▸ Problem to solve
Rewrite the data below, replacing "stat-arrow" with "stat-icon" wherever it occurs and changing nothing else, and omit the pictures from your output.

[Records from a collection]
+ + + + +
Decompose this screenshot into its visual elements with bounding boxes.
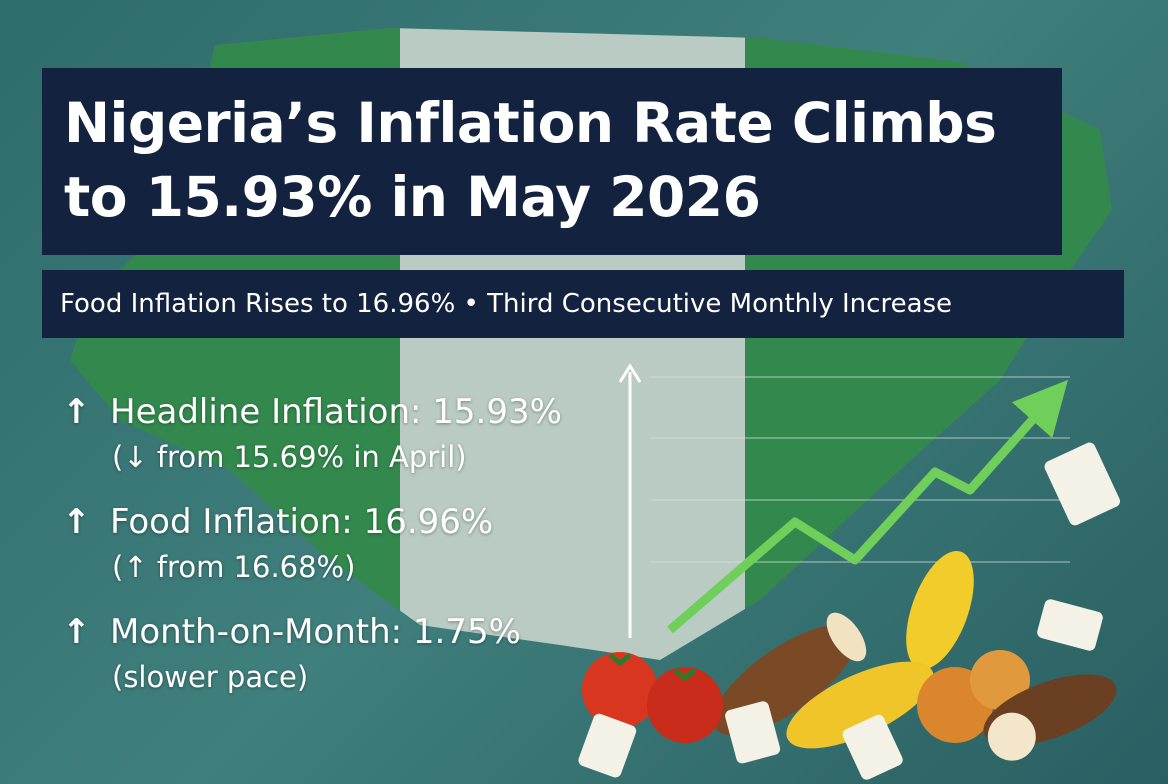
stat-label: Food Inflation: 16.96% <box>110 502 494 542</box>
stat-label: Month-on-Month: 1.75% <box>110 612 521 652</box>
title: Nigeria’s Inflation Rate Climbs to 15.93… <box>64 91 997 229</box>
title-banner: Nigeria’s Inflation Rate Climbs to 15.93… <box>42 68 1062 255</box>
stat-note: (↑ from 16.68%) <box>112 550 356 584</box>
stat-heading: ↑ Month-on-Month: 1.75% <box>62 608 622 656</box>
subtitle: Food Inflation Rises to 16.96% • Third C… <box>60 289 953 319</box>
stat-heading: ↑ Food Inflation: 16.96% <box>62 498 622 546</box>
stats-list: ↑ Headline Inflation: 15.93% (↓ from 15.69… <box>62 388 622 718</box>
stat-item: ↑ Food Inflation: 16.96% (↑ from 16.68%) <box>62 498 622 588</box>
stat-arrow: ↑ <box>62 502 91 542</box>
stat-note: (↓ from 15.69% in April) <box>112 440 467 474</box>
decor-axis-arrow <box>618 363 642 383</box>
decor-grid <box>650 376 1070 563</box>
decor-trend <box>667 379 1068 634</box>
stat-arrow: ↑ <box>62 612 91 652</box>
food-illustration <box>578 442 1121 780</box>
subtitle-banner: Food Inflation Rises to 16.96% • Third C… <box>42 270 1124 338</box>
stat-heading: ↑ Headline Inflation: 15.93% <box>62 388 622 436</box>
stat-arrow: ↑ <box>62 392 91 432</box>
stat-note: (slower pace) <box>112 660 309 694</box>
stat-label: Headline Inflation: 15.93% <box>110 392 562 432</box>
stat-item: ↑ Headline Inflation: 15.93% (↓ from 15.69… <box>62 388 622 478</box>
stat-item: ↑ Month-on-Month: 1.75% (slower pace) <box>62 608 622 698</box>
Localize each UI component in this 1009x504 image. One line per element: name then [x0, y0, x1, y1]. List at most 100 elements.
+ + + + +
▸ Solution to this task
Decompose this screenshot into its visual elements with bounding boxes.
stat-label: Food Inflation: 16.96% <box>110 502 494 542</box>
stat-label: Month-on-Month: 1.75% <box>110 612 521 652</box>
title: Nigeria’s Inflation Rate Climbs to 15.93… <box>64 91 997 229</box>
title-banner: Nigeria’s Inflation Rate Climbs to 15.93… <box>42 68 1062 255</box>
stat-note: (↑ from 16.68%) <box>112 550 356 584</box>
stat-heading: ↑ Month-on-Month: 1.75% <box>62 608 622 656</box>
subtitle: Food Inflation Rises to 16.96% • Third C… <box>60 289 953 319</box>
stat-heading: ↑ Food Inflation: 16.96% <box>62 498 622 546</box>
stats-list: ↑ Headline Inflation: 15.93% (↓ from 15.69… <box>62 388 622 718</box>
stat-item: ↑ Food Inflation: 16.96% (↑ from 16.68%) <box>62 498 622 588</box>
stat-icon: ↑ <box>62 502 91 542</box>
stat-note: (↓ from 15.69% in April) <box>112 440 467 474</box>
decor-axis-arrow <box>618 363 642 383</box>
decor-grid <box>650 376 1070 563</box>
decor-trend <box>667 379 1068 634</box>
stat-icon: ↑ <box>62 612 91 652</box>
food-illustration <box>578 442 1121 780</box>
subtitle-banner: Food Inflation Rises to 16.96% • Third C… <box>42 270 1124 338</box>
stat-heading: ↑ Headline Inflation: 15.93% <box>62 388 622 436</box>
stat-icon: ↑ <box>62 392 91 432</box>
stat-note: (slower pace) <box>112 660 309 694</box>
stat-label: Headline Inflation: 15.93% <box>110 392 562 432</box>
stat-item: ↑ Headline Inflation: 15.93% (↓ from 15.69… <box>62 388 622 478</box>
stat-item: ↑ Month-on-Month: 1.75% (slower pace) <box>62 608 622 698</box>
Localize each UI component in this 1009x504 image. One line per element: name then [x0, y0, x1, y1]. List at most 100 elements.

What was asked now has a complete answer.